What the task requires: Answer with one number only: the number of lines that include the word "median".

(Extracted records)

────────────────────────────────────────

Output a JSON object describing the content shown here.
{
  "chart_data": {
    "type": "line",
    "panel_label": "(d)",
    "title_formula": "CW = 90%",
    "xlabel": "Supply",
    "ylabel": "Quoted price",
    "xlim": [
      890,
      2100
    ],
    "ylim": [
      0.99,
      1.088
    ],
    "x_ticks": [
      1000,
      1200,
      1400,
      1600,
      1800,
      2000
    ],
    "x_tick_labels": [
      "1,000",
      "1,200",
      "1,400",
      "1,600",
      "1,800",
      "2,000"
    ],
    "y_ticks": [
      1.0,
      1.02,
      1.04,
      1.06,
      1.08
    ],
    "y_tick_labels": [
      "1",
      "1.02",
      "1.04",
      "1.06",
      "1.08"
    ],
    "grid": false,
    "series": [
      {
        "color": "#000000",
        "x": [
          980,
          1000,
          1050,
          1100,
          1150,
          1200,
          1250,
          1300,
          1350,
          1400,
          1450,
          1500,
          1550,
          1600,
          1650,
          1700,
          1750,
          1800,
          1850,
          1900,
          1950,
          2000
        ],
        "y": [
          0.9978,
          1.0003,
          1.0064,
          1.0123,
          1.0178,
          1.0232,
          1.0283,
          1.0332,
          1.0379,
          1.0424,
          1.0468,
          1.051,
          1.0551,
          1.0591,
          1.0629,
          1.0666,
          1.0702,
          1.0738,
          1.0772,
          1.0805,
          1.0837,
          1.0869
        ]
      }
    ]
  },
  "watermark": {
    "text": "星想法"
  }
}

────────────────────────────────────────

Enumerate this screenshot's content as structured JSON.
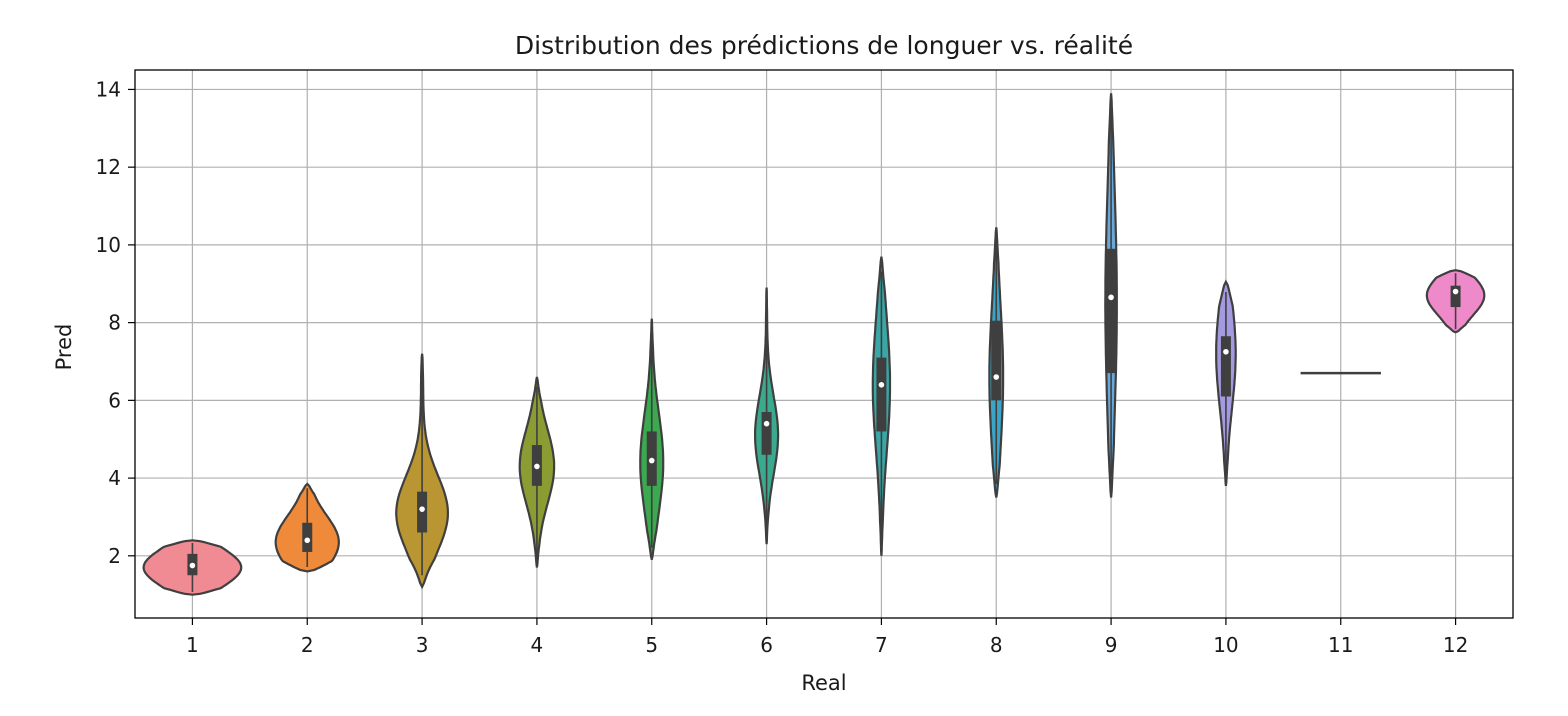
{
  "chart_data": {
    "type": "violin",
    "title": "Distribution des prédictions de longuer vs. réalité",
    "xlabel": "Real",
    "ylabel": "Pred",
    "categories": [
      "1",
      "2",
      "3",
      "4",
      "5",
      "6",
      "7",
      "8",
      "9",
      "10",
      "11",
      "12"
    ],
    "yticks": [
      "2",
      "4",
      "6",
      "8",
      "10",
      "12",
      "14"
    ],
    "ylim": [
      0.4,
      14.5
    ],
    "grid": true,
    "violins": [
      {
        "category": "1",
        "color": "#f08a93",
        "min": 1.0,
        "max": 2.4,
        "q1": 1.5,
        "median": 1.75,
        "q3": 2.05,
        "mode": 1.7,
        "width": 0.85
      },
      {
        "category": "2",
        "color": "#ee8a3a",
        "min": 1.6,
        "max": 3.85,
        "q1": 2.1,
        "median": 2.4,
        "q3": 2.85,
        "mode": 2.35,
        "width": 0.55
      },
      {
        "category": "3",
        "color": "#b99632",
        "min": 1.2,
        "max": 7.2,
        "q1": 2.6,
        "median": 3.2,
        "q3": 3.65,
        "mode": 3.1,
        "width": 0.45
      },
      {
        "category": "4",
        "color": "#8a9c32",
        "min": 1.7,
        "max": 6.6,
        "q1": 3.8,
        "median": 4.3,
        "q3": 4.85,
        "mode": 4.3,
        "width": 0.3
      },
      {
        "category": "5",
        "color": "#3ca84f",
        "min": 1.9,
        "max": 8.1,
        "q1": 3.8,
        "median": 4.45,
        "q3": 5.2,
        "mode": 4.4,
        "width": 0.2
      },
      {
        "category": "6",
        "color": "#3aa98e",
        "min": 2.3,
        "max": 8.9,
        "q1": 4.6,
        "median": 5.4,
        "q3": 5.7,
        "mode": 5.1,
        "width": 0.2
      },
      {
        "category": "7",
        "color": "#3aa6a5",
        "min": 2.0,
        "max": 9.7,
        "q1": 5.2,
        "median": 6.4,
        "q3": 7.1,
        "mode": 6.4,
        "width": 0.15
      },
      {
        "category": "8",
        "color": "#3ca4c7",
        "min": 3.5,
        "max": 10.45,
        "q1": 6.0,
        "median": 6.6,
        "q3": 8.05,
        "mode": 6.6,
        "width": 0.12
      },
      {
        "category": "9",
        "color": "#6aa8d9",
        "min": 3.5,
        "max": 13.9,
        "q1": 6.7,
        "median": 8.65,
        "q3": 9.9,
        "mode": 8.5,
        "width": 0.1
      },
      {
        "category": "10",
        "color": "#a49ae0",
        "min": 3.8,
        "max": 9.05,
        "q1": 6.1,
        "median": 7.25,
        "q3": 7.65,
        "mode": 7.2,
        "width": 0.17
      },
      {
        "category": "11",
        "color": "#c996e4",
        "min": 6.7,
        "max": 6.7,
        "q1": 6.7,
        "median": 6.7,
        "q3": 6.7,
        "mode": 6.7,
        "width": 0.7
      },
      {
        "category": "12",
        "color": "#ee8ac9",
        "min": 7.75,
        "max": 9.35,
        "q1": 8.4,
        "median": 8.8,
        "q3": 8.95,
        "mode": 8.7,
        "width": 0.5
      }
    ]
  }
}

────────────────────────────────────────

Result of the exercise: 12